DESCRIPTION OF THE TASK.
All lines holding the string "dire" are to be shown.

Stored items:
<<<<

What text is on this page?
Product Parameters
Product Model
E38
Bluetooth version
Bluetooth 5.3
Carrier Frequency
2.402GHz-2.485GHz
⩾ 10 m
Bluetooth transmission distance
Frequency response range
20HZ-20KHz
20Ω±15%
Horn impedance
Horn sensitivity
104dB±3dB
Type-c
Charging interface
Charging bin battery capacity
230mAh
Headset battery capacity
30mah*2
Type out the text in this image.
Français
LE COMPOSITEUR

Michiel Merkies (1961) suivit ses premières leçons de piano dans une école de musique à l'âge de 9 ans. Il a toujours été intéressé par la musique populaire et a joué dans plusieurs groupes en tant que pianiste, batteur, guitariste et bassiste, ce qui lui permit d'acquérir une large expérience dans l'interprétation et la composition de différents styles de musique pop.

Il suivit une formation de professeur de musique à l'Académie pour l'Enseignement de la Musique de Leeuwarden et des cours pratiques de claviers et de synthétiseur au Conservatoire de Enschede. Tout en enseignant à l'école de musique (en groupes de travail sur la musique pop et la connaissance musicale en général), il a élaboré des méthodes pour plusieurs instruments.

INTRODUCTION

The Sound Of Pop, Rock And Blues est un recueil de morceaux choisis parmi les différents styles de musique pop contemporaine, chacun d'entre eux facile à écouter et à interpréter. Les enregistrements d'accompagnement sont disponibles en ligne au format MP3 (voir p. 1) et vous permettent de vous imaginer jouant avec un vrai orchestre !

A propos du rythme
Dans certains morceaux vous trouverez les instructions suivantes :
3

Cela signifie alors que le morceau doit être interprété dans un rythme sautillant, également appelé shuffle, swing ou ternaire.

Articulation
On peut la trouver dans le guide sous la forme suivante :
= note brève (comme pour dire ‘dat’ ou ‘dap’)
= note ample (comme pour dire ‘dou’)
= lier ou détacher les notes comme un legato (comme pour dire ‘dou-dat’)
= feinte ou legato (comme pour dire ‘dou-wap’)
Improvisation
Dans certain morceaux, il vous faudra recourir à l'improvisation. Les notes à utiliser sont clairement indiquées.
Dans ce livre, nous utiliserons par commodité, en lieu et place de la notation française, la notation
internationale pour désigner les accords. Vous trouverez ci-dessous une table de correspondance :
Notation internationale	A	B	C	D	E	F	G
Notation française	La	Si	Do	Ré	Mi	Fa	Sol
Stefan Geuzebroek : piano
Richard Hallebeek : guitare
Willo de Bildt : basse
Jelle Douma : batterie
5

>>>>

FINISHED ANSWER.
= note brève (comme pour dire ‘dat’ ou ‘dap’)
= note ample (comme pour dire ‘dou’)
= lier ou détacher les notes comme un legato (comme pour dire ‘dou-dat’)
= feinte ou legato (comme pour dire ‘dou-wap’)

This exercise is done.